EXERCISE MATERIALS:
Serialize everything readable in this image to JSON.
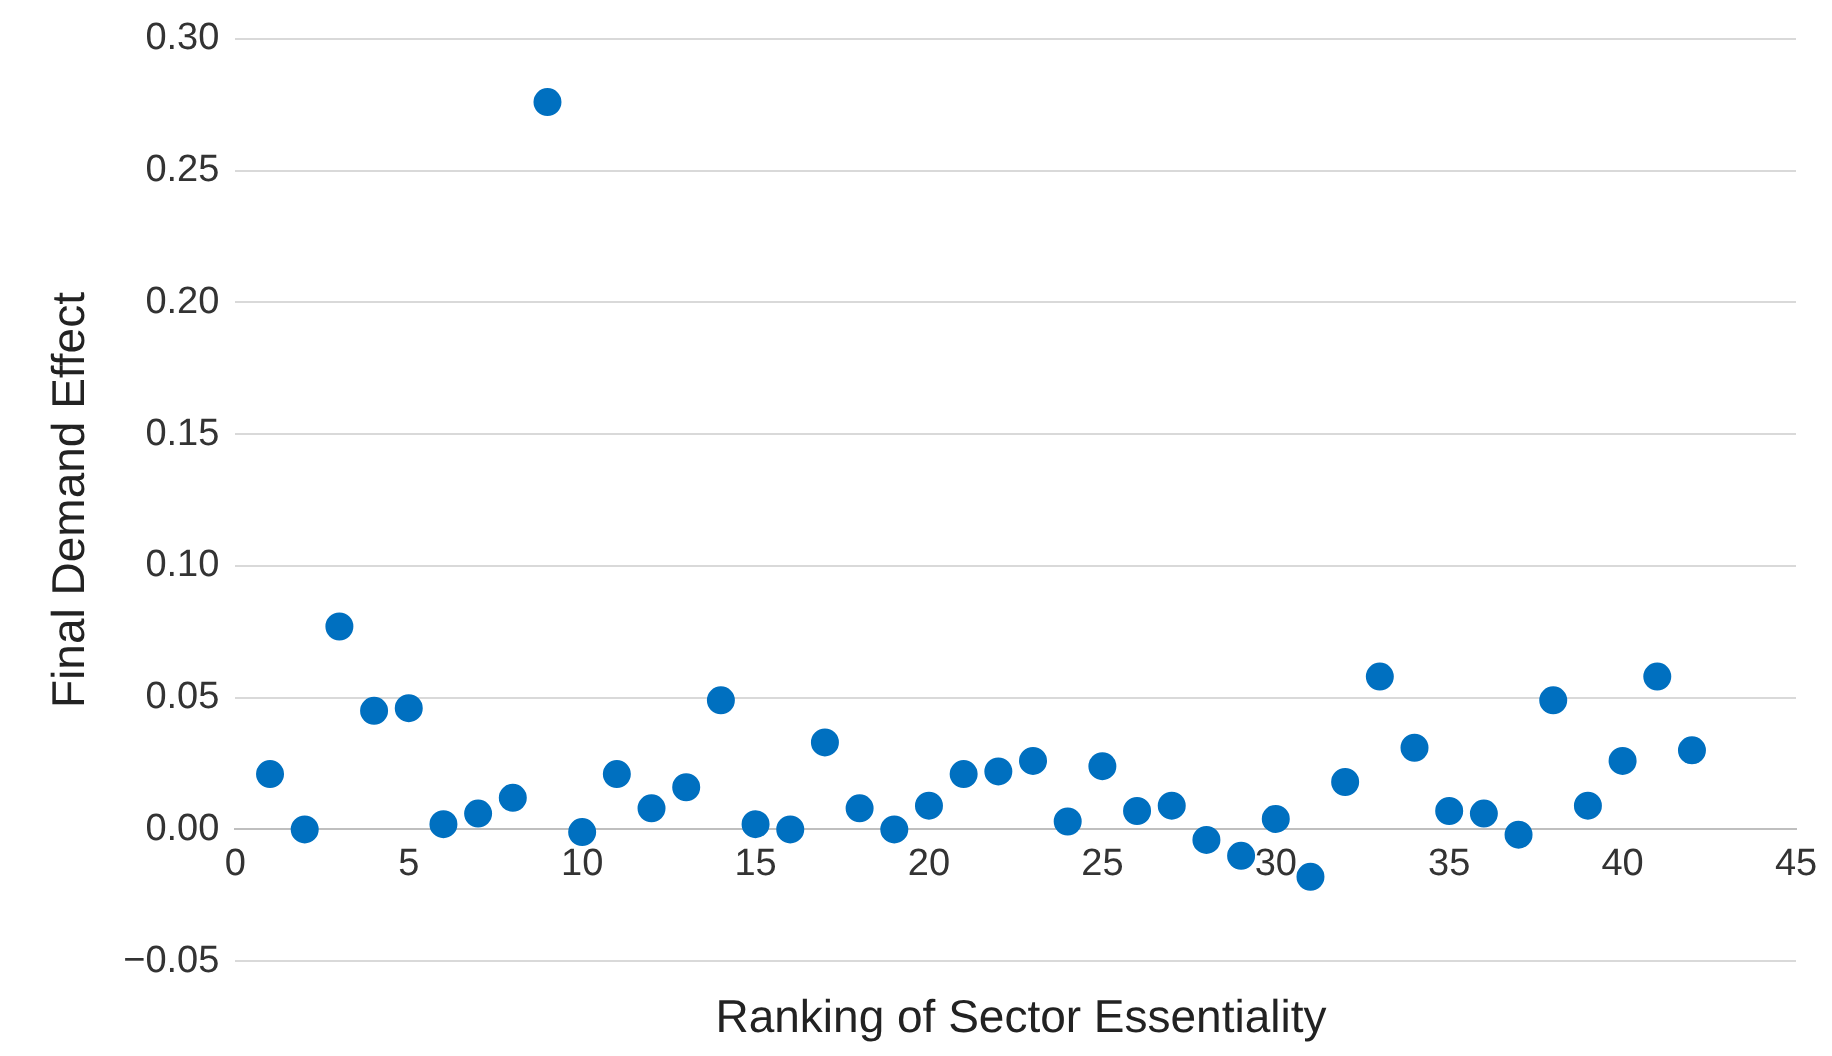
{
  "chart_data": {
    "type": "scatter",
    "xlabel": "Ranking of Sector Essentiality",
    "ylabel": "Final Demand Effect",
    "x": [
      1,
      2,
      3,
      4,
      5,
      6,
      7,
      8,
      9,
      10,
      11,
      12,
      13,
      14,
      15,
      16,
      17,
      18,
      19,
      20,
      21,
      22,
      23,
      24,
      25,
      26,
      27,
      28,
      29,
      30,
      31,
      32,
      33,
      34,
      35,
      36,
      37,
      38,
      39,
      40,
      41,
      42
    ],
    "series": [
      {
        "color": "#0070c0",
        "values": [
          0.021,
          0.0,
          0.077,
          0.045,
          0.046,
          0.002,
          0.006,
          0.012,
          0.276,
          -0.001,
          0.021,
          0.008,
          0.016,
          0.049,
          0.002,
          0.0,
          0.033,
          0.008,
          0.0,
          0.009,
          0.021,
          0.022,
          0.026,
          0.003,
          0.024,
          0.007,
          0.009,
          -0.004,
          -0.01,
          0.004,
          -0.018,
          0.018,
          0.058,
          0.031,
          0.007,
          0.006,
          -0.002,
          0.049,
          0.009,
          0.026,
          0.058,
          0.03
        ]
      }
    ],
    "xlim": [
      0,
      45
    ],
    "xticks": [
      0,
      5,
      10,
      15,
      20,
      25,
      30,
      35,
      40,
      45
    ],
    "ylim": [
      -0.05,
      0.3
    ],
    "yticks": [
      {
        "value": -0.05,
        "label": "−0.05"
      },
      {
        "value": 0,
        "label": "0.00"
      },
      {
        "value": 0.05,
        "label": "0.05"
      },
      {
        "value": 0.1,
        "label": "0.10"
      },
      {
        "value": 0.15,
        "label": "0.15"
      },
      {
        "value": 0.2,
        "label": "0.20"
      },
      {
        "value": 0.25,
        "label": "0.25"
      },
      {
        "value": 0.3,
        "label": "0.30"
      }
    ],
    "grid": "y",
    "legend": false,
    "marker": "circle"
  }
}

REQUIRED TASK: Reproduce each line exactly, please, except for any pictures.

RESPONSE TO THE EXERCISE:
Serialize everything readable in this image to JSON.
{
  "chart_data": {
    "type": "scatter",
    "xlabel": "Ranking of Sector Essentiality",
    "ylabel": "Final Demand Effect",
    "x": [
      1,
      2,
      3,
      4,
      5,
      6,
      7,
      8,
      9,
      10,
      11,
      12,
      13,
      14,
      15,
      16,
      17,
      18,
      19,
      20,
      21,
      22,
      23,
      24,
      25,
      26,
      27,
      28,
      29,
      30,
      31,
      32,
      33,
      34,
      35,
      36,
      37,
      38,
      39,
      40,
      41,
      42
    ],
    "series": [
      {
        "color": "#0070c0",
        "values": [
          0.021,
          0.0,
          0.077,
          0.045,
          0.046,
          0.002,
          0.006,
          0.012,
          0.276,
          -0.001,
          0.021,
          0.008,
          0.016,
          0.049,
          0.002,
          0.0,
          0.033,
          0.008,
          0.0,
          0.009,
          0.021,
          0.022,
          0.026,
          0.003,
          0.024,
          0.007,
          0.009,
          -0.004,
          -0.01,
          0.004,
          -0.018,
          0.018,
          0.058,
          0.031,
          0.007,
          0.006,
          -0.002,
          0.049,
          0.009,
          0.026,
          0.058,
          0.03
        ]
      }
    ],
    "xlim": [
      0,
      45
    ],
    "xticks": [
      0,
      5,
      10,
      15,
      20,
      25,
      30,
      35,
      40,
      45
    ],
    "ylim": [
      -0.05,
      0.3
    ],
    "yticks": [
      {
        "value": -0.05,
        "label": "−0.05"
      },
      {
        "value": 0,
        "label": "0.00"
      },
      {
        "value": 0.05,
        "label": "0.05"
      },
      {
        "value": 0.1,
        "label": "0.10"
      },
      {
        "value": 0.15,
        "label": "0.15"
      },
      {
        "value": 0.2,
        "label": "0.20"
      },
      {
        "value": 0.25,
        "label": "0.25"
      },
      {
        "value": 0.3,
        "label": "0.30"
      }
    ],
    "grid": "y",
    "legend": false,
    "marker": "circle"
  }
}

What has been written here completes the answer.